Provided records>
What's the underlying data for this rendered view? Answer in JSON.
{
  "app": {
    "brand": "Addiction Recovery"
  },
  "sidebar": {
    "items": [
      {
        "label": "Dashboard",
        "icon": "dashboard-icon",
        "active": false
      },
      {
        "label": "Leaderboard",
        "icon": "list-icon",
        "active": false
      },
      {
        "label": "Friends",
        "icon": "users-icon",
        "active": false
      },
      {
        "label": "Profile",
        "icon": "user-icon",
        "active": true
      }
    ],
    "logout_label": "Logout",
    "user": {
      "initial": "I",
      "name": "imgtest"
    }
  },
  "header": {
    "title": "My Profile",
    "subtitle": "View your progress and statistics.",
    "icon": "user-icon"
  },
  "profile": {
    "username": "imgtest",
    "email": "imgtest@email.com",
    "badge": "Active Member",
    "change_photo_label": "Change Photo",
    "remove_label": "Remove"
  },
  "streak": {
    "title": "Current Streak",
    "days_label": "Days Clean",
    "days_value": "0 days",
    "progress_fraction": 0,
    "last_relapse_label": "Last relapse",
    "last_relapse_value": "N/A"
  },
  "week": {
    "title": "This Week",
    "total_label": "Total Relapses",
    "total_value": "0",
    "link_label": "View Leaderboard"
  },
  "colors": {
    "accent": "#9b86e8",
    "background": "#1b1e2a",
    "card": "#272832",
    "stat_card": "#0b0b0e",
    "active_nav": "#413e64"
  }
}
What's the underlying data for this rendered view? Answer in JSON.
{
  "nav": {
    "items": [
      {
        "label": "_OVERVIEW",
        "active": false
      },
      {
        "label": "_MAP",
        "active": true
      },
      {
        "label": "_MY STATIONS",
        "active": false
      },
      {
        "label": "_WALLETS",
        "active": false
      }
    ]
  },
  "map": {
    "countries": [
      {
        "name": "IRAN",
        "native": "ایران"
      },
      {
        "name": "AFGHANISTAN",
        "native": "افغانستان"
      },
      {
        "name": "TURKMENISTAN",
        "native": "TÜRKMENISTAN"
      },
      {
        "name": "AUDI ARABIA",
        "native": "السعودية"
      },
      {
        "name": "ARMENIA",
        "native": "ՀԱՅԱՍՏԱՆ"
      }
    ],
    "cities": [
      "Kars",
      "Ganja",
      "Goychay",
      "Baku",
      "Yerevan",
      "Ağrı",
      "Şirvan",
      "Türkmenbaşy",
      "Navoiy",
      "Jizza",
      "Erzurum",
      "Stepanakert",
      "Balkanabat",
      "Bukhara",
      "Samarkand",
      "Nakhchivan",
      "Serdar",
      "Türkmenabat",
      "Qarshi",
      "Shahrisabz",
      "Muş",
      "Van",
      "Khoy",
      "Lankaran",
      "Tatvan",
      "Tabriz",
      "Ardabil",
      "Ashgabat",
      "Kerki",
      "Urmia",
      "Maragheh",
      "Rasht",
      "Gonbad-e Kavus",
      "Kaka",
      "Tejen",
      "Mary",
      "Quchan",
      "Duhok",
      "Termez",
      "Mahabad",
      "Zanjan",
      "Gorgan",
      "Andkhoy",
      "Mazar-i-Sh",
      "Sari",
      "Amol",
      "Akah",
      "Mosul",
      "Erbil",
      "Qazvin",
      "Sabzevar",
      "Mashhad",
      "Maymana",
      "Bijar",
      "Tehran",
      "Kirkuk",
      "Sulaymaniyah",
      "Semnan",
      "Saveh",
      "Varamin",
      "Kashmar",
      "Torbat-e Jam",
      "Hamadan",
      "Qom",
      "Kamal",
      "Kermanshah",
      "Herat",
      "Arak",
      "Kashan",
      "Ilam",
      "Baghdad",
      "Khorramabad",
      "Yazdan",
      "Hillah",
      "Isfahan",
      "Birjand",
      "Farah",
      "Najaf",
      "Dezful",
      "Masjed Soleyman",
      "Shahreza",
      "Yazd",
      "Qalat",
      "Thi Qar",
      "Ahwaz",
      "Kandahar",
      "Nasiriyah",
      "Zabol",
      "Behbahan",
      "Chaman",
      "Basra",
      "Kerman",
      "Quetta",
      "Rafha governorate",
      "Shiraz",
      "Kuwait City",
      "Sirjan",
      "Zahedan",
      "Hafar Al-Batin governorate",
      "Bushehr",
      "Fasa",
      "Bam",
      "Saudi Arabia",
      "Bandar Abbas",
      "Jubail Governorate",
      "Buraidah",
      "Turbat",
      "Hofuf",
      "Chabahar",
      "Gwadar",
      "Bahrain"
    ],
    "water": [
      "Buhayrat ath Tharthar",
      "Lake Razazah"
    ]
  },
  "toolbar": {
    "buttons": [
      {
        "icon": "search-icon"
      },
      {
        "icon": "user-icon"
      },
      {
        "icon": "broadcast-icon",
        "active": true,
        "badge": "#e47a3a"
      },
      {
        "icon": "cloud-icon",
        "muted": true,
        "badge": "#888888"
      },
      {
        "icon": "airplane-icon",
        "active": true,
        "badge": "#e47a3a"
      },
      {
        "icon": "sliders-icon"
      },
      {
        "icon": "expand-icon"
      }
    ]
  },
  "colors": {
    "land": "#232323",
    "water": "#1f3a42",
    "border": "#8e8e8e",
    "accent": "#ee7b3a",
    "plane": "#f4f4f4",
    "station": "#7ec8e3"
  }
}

Given instruction> Write every record out again, unaltered.

Exercise result>
What's the underlying data for this rendered view? Answer in JSON.
{
  "app": {
    "brand": "Addiction Recovery"
  },
  "sidebar": {
    "items": [
      {
        "label": "Dashboard",
        "icon": "dashboard-icon",
        "active": false
      },
      {
        "label": "Leaderboard",
        "icon": "list-icon",
        "active": false
      },
      {
        "label": "Friends",
        "icon": "users-icon",
        "active": false
      },
      {
        "label": "Profile",
        "icon": "user-icon",
        "active": true
      }
    ],
    "logout_label": "Logout",
    "user": {
      "initial": "I",
      "name": "imgtest"
    }
  },
  "header": {
    "title": "My Profile",
    "subtitle": "View your progress and statistics.",
    "icon": "user-icon"
  },
  "profile": {
    "username": "imgtest",
    "email": "imgtest@email.com",
    "badge": "Active Member",
    "change_photo_label": "Change Photo",
    "remove_label": "Remove"
  },
  "streak": {
    "title": "Current Streak",
    "days_label": "Days Clean",
    "days_value": "0 days",
    "progress_fraction": 0,
    "last_relapse_label": "Last relapse",
    "last_relapse_value": "N/A"
  },
  "week": {
    "title": "This Week",
    "total_label": "Total Relapses",
    "total_value": "0",
    "link_label": "View Leaderboard"
  },
  "colors": {
    "accent": "#9b86e8",
    "background": "#1b1e2a",
    "card": "#272832",
    "stat_card": "#0b0b0e",
    "active_nav": "#413e64"
  }
}
What's the underlying data for this rendered view? Answer in JSON.
{
  "nav": {
    "items": [
      {
        "label": "_OVERVIEW",
        "active": false
      },
      {
        "label": "_MAP",
        "active": true
      },
      {
        "label": "_MY STATIONS",
        "active": false
      },
      {
        "label": "_WALLETS",
        "active": false
      }
    ]
  },
  "map": {
    "countries": [
      {
        "name": "IRAN",
        "native": "ایران"
      },
      {
        "name": "AFGHANISTAN",
        "native": "افغانستان"
      },
      {
        "name": "TURKMENISTAN",
        "native": "TÜRKMENISTAN"
      },
      {
        "name": "AUDI ARABIA",
        "native": "السعودية"
      },
      {
        "name": "ARMENIA",
        "native": "ՀԱՅԱՍՏԱՆ"
      }
    ],
    "cities": [
      "Kars",
      "Ganja",
      "Goychay",
      "Baku",
      "Yerevan",
      "Ağrı",
      "Şirvan",
      "Türkmenbaşy",
      "Navoiy",
      "Jizza",
      "Erzurum",
      "Stepanakert",
      "Balkanabat",
      "Bukhara",
      "Samarkand",
      "Nakhchivan",
      "Serdar",
      "Türkmenabat",
      "Qarshi",
      "Shahrisabz",
      "Muş",
      "Van",
      "Khoy",
      "Lankaran",
      "Tatvan",
      "Tabriz",
      "Ardabil",
      "Ashgabat",
      "Kerki",
      "Urmia",
      "Maragheh",
      "Rasht",
      "Gonbad-e Kavus",
      "Kaka",
      "Tejen",
      "Mary",
      "Quchan",
      "Duhok",
      "Termez",
      "Mahabad",
      "Zanjan",
      "Gorgan",
      "Andkhoy",
      "Mazar-i-Sh",
      "Sari",
      "Amol",
      "Akah",
      "Mosul",
      "Erbil",
      "Qazvin",
      "Sabzevar",
      "Mashhad",
      "Maymana",
      "Bijar",
      "Tehran",
      "Kirkuk",
      "Sulaymaniyah",
      "Semnan",
      "Saveh",
      "Varamin",
      "Kashmar",
      "Torbat-e Jam",
      "Hamadan",
      "Qom",
      "Kamal",
      "Kermanshah",
      "Herat",
      "Arak",
      "Kashan",
      "Ilam",
      "Baghdad",
      "Khorramabad",
      "Yazdan",
      "Hillah",
      "Isfahan",
      "Birjand",
      "Farah",
      "Najaf",
      "Dezful",
      "Masjed Soleyman",
      "Shahreza",
      "Yazd",
      "Qalat",
      "Thi Qar",
      "Ahwaz",
      "Kandahar",
      "Nasiriyah",
      "Zabol",
      "Behbahan",
      "Chaman",
      "Basra",
      "Kerman",
      "Quetta",
      "Rafha governorate",
      "Shiraz",
      "Kuwait City",
      "Sirjan",
      "Zahedan",
      "Hafar Al-Batin governorate",
      "Bushehr",
      "Fasa",
      "Bam",
      "Saudi Arabia",
      "Bandar Abbas",
      "Jubail Governorate",
      "Buraidah",
      "Turbat",
      "Hofuf",
      "Chabahar",
      "Gwadar",
      "Bahrain"
    ],
    "water": [
      "Buhayrat ath Tharthar",
      "Lake Razazah"
    ]
  },
  "toolbar": {
    "buttons": [
      {
        "icon": "search-icon"
      },
      {
        "icon": "user-icon"
      },
      {
        "icon": "broadcast-icon",
        "active": true,
        "badge": "#e47a3a"
      },
      {
        "icon": "cloud-icon",
        "muted": true,
        "badge": "#888888"
      },
      {
        "icon": "airplane-icon",
        "active": true,
        "badge": "#e47a3a"
      },
      {
        "icon": "sliders-icon"
      },
      {
        "icon": "expand-icon"
      }
    ]
  },
  "colors": {
    "land": "#232323",
    "water": "#1f3a42",
    "border": "#8e8e8e",
    "accent": "#ee7b3a",
    "plane": "#f4f4f4",
    "station": "#7ec8e3"
  }
}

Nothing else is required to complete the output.